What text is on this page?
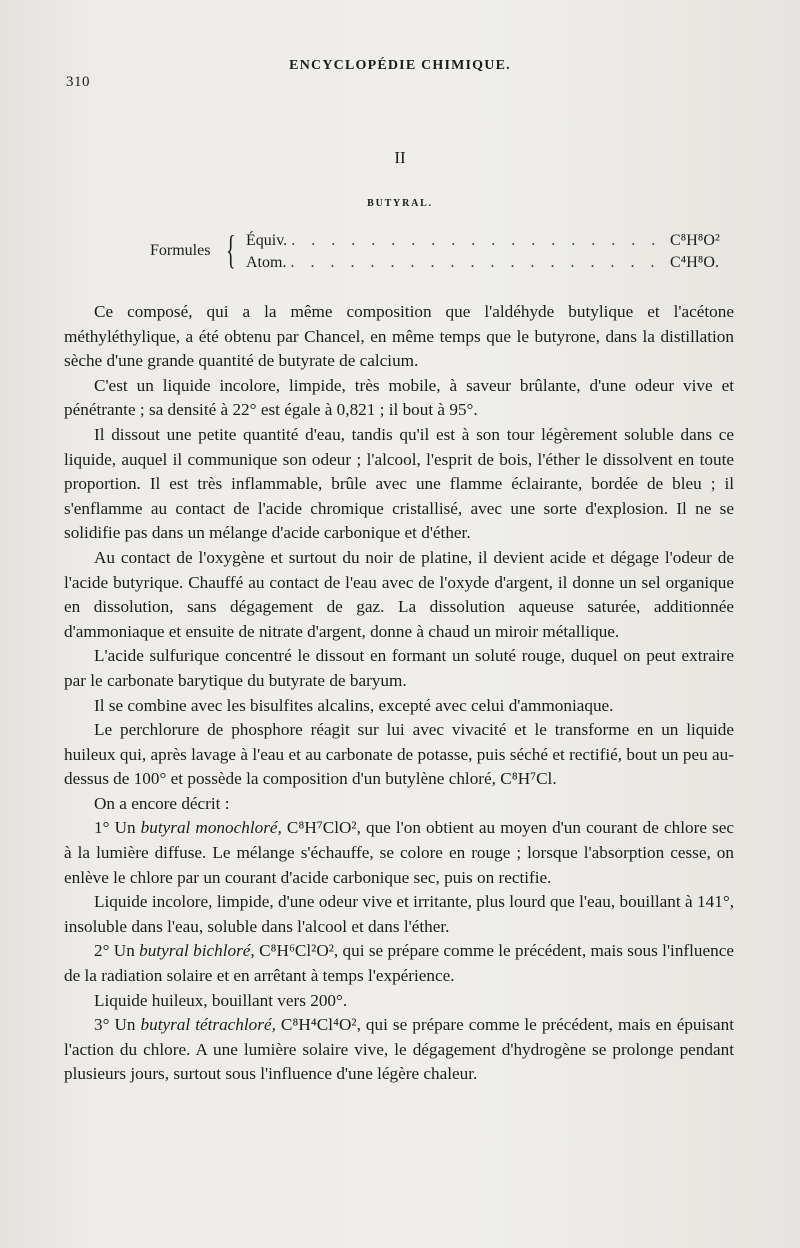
310
ENCYCLOPÉDIE CHIMIQUE.
II
BUTYRAL.
Formules { Équiv. . . .	C⁸H⁸O²
Atom. . . .	C⁴H⁸O.

Ce composé, qui a la même composition que l'aldéhyde butylique et l'acétone méthyléthylique, a été obtenu par Chancel, en même temps que le butyrone, dans la distillation sèche d'une grande quantité de butyrate de calcium.

C'est un liquide incolore, limpide, très mobile, à saveur brûlante, d'une odeur vive et pénétrante ; sa densité à 22° est égale à 0,821 ; il bout à 95°.

Il dissout une petite quantité d'eau, tandis qu'il est à son tour légèrement soluble dans ce liquide, auquel il communique son odeur ; l'alcool, l'esprit de bois, l'éther le dissolvent en toute proportion. Il est très inflammable, brûle avec une flamme éclairante, bordée de bleu ; il s'enflamme au contact de l'acide chromique cristallisé, avec une sorte d'explosion. Il ne se solidifie pas dans un mélange d'acide carbonique et d'éther.

Au contact de l'oxygène et surtout du noir de platine, il devient acide et dégage l'odeur de l'acide butyrique. Chauffé au contact de l'eau avec de l'oxyde d'argent, il donne un sel organique en dissolution, sans dégagement de gaz. La dissolution aqueuse saturée, additionnée d'ammoniaque et ensuite de nitrate d'argent, donne à chaud un miroir métallique.

L'acide sulfurique concentré le dissout en formant un soluté rouge, duquel on peut extraire par le carbonate barytique du butyrate de baryum.

Il se combine avec les bisulfites alcalins, excepté avec celui d'ammoniaque.

Le perchlorure de phosphore réagit sur lui avec vivacité et le transforme en un liquide huileux qui, après lavage à l'eau et au carbonate de potasse, puis séché et rectifié, bout un peu au-dessus de 100° et possède la composition d'un butylène chloré, C⁸H⁷Cl.

On a encore décrit :

1° Un butyral monochloré, C⁸H⁷ClO², que l'on obtient au moyen d'un courant de chlore sec à la lumière diffuse. Le mélange s'échauffe, se colore en rouge ; lorsque l'absorption cesse, on enlève le chlore par un courant d'acide carbonique sec, puis on rectifie.

Liquide incolore, limpide, d'une odeur vive et irritante, plus lourd que l'eau, bouillant à 141°, insoluble dans l'eau, soluble dans l'alcool et dans l'éther.

2° Un butyral bichloré, C⁸H⁶Cl²O², qui se prépare comme le précédent, mais sous l'influence de la radiation solaire et en arrêtant à temps l'expérience.

Liquide huileux, bouillant vers 200°.

3° Un butyral tétrachloré, C⁸H⁴Cl⁴O², qui se prépare comme le précédent, mais en épuisant l'action du chlore. A une lumière solaire vive, le dégagement d'hydrogène se prolonge pendant plusieurs jours, surtout sous l'influence d'une légère chaleur.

* * *

Instructions for the task: Work through the listing above and report how many lines include the string "soluble", with no other text.

Written reply: 2